WHAT THE TASK REQUIRES – Reproduce every entry exactly and leave its pictures out.

--*--

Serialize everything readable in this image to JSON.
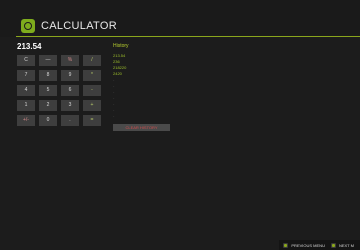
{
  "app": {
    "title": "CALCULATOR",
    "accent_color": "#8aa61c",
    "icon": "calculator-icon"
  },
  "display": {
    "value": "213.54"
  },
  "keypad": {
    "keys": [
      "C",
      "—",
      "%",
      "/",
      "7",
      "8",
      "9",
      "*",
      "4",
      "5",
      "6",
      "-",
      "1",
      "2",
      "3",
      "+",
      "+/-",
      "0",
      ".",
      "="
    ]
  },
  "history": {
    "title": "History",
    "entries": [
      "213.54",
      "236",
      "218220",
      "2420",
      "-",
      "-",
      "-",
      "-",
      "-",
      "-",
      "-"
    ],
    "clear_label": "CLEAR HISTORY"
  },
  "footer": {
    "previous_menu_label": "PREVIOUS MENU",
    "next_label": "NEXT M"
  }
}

--*--

OUTPUT FOR THIS TASK –
Serialize everything readable in this image to JSON.
{
  "app": {
    "title": "CALCULATOR",
    "accent_color": "#8aa61c",
    "icon": "calculator-icon"
  },
  "display": {
    "value": "213.54"
  },
  "keypad": {
    "keys": [
      "C",
      "—",
      "%",
      "/",
      "7",
      "8",
      "9",
      "*",
      "4",
      "5",
      "6",
      "-",
      "1",
      "2",
      "3",
      "+",
      "+/-",
      "0",
      ".",
      "="
    ]
  },
  "history": {
    "title": "History",
    "entries": [
      "213.54",
      "236",
      "218220",
      "2420",
      "-",
      "-",
      "-",
      "-",
      "-",
      "-",
      "-"
    ],
    "clear_label": "CLEAR HISTORY"
  },
  "footer": {
    "previous_menu_label": "PREVIOUS MENU",
    "next_label": "NEXT M"
  }
}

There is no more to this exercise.